Excerpts from a figure dataset:
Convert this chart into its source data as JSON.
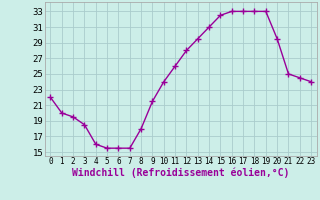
{
  "x": [
    0,
    1,
    2,
    3,
    4,
    5,
    6,
    7,
    8,
    9,
    10,
    11,
    12,
    13,
    14,
    15,
    16,
    17,
    18,
    19,
    20,
    21,
    22,
    23
  ],
  "y": [
    22,
    20,
    19.5,
    18.5,
    16,
    15.5,
    15.5,
    15.5,
    18,
    21.5,
    24,
    26,
    28,
    29.5,
    31,
    32.5,
    33,
    33,
    33,
    33,
    29.5,
    25,
    24.5,
    24
  ],
  "line_color": "#990099",
  "marker": "+",
  "marker_size": 4,
  "background_color": "#cceee8",
  "grid_color": "#aacccc",
  "xlabel": "Windchill (Refroidissement éolien,°C)",
  "xlabel_fontsize": 7,
  "yticks": [
    15,
    17,
    19,
    21,
    23,
    25,
    27,
    29,
    31,
    33
  ],
  "xticks": [
    0,
    1,
    2,
    3,
    4,
    5,
    6,
    7,
    8,
    9,
    10,
    11,
    12,
    13,
    14,
    15,
    16,
    17,
    18,
    19,
    20,
    21,
    22,
    23
  ],
  "ylim": [
    14.5,
    34.2
  ],
  "xlim": [
    -0.5,
    23.5
  ]
}
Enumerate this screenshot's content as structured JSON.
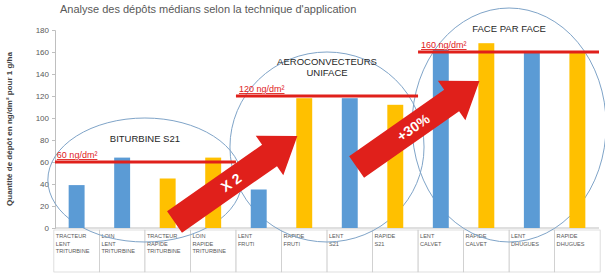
{
  "chart_data": {
    "type": "bar",
    "title": "Analyse des dépôts médians selon la technique d'application",
    "y_label": "Quantité de dépôt en ng/dm² pour 1 g/ha",
    "categories": [
      "TRACTEUR LENT TRITURBINE",
      "LOIN LENT TRITURBINE",
      "TRACTEUR RAPIDE TRITURBINE",
      "LOIN RAPIDE TRITURBINE",
      "LENT FRUTI",
      "RAPIDE FRUTI",
      "LENT S21",
      "RAPIDE S21",
      "LENT CALVET",
      "RAPIDE CALVET",
      "LENT DHUGUES",
      "RAPIDE DHUGUES"
    ],
    "values": [
      39,
      64,
      45,
      64,
      35,
      118,
      118,
      112,
      162,
      168,
      161,
      160
    ],
    "colors": [
      "#5b9bd5",
      "#5b9bd5",
      "#ffc000",
      "#ffc000",
      "#5b9bd5",
      "#ffc000",
      "#5b9bd5",
      "#ffc000",
      "#5b9bd5",
      "#ffc000",
      "#5b9bd5",
      "#ffc000"
    ],
    "ylim": [
      0,
      180
    ],
    "yticks": [
      0,
      20,
      40,
      60,
      80,
      100,
      120,
      140,
      160,
      180
    ],
    "grid": false,
    "groups": [
      {
        "label": "BITURBINE S21",
        "first": 0,
        "last": 3,
        "reference": 60,
        "reference_label": "60 ng/dm²"
      },
      {
        "label": "AEROCONVECTEURS UNIFACE",
        "first": 4,
        "last": 7,
        "reference": 120,
        "reference_label": "120 ng/dm²"
      },
      {
        "label": "FACE PAR FACE",
        "first": 8,
        "last": 11,
        "reference": 160,
        "reference_label": "160 ng/dm²"
      }
    ],
    "arrows": [
      {
        "text": "X 2"
      },
      {
        "text": "+30%"
      }
    ]
  }
}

» EXERCISE INSTRUCTIONS:
Omit the pictures and restate the rest of the records verbatim.

» SOLVED PROBLEM:
Convert this chart into its source data as JSON.
{
  "x": [
    0,
    1,
    2,
    3,
    4,
    5,
    6,
    7,
    8,
    9,
    10,
    11,
    12,
    13,
    14,
    15,
    16,
    17,
    18,
    19,
    20,
    21,
    22,
    23
  ],
  "y": [
    22,
    20,
    19.5,
    18.5,
    16,
    15.5,
    15.5,
    15.5,
    18,
    21.5,
    24,
    26,
    28,
    29.5,
    31,
    32.5,
    33,
    33,
    33,
    33,
    29.5,
    25,
    24.5,
    24
  ],
  "line_color": "#990099",
  "marker": "+",
  "marker_size": 4,
  "background_color": "#cceee8",
  "grid_color": "#aacccc",
  "xlabel": "Windchill (Refroidissement éolien,°C)",
  "xlabel_fontsize": 7,
  "yticks": [
    15,
    17,
    19,
    21,
    23,
    25,
    27,
    29,
    31,
    33
  ],
  "xticks": [
    0,
    1,
    2,
    3,
    4,
    5,
    6,
    7,
    8,
    9,
    10,
    11,
    12,
    13,
    14,
    15,
    16,
    17,
    18,
    19,
    20,
    21,
    22,
    23
  ],
  "ylim": [
    14.5,
    34.2
  ],
  "xlim": [
    -0.5,
    23.5
  ]
}
Enumerate this screenshot's content as structured JSON.
{
  "chart_data": {
    "type": "bar",
    "title": "Analyse des dépôts médians selon la technique d'application",
    "y_label": "Quantité de dépôt en ng/dm² pour 1 g/ha",
    "categories": [
      "TRACTEUR LENT TRITURBINE",
      "LOIN LENT TRITURBINE",
      "TRACTEUR RAPIDE TRITURBINE",
      "LOIN RAPIDE TRITURBINE",
      "LENT FRUTI",
      "RAPIDE FRUTI",
      "LENT S21",
      "RAPIDE S21",
      "LENT CALVET",
      "RAPIDE CALVET",
      "LENT DHUGUES",
      "RAPIDE DHUGUES"
    ],
    "values": [
      39,
      64,
      45,
      64,
      35,
      118,
      118,
      112,
      162,
      168,
      161,
      160
    ],
    "colors": [
      "#5b9bd5",
      "#5b9bd5",
      "#ffc000",
      "#ffc000",
      "#5b9bd5",
      "#ffc000",
      "#5b9bd5",
      "#ffc000",
      "#5b9bd5",
      "#ffc000",
      "#5b9bd5",
      "#ffc000"
    ],
    "ylim": [
      0,
      180
    ],
    "yticks": [
      0,
      20,
      40,
      60,
      80,
      100,
      120,
      140,
      160,
      180
    ],
    "grid": false,
    "groups": [
      {
        "label": "BITURBINE S21",
        "first": 0,
        "last": 3,
        "reference": 60,
        "reference_label": "60 ng/dm²"
      },
      {
        "label": "AEROCONVECTEURS UNIFACE",
        "first": 4,
        "last": 7,
        "reference": 120,
        "reference_label": "120 ng/dm²"
      },
      {
        "label": "FACE PAR FACE",
        "first": 8,
        "last": 11,
        "reference": 160,
        "reference_label": "160 ng/dm²"
      }
    ],
    "arrows": [
      {
        "text": "X 2"
      },
      {
        "text": "+30%"
      }
    ]
  }
}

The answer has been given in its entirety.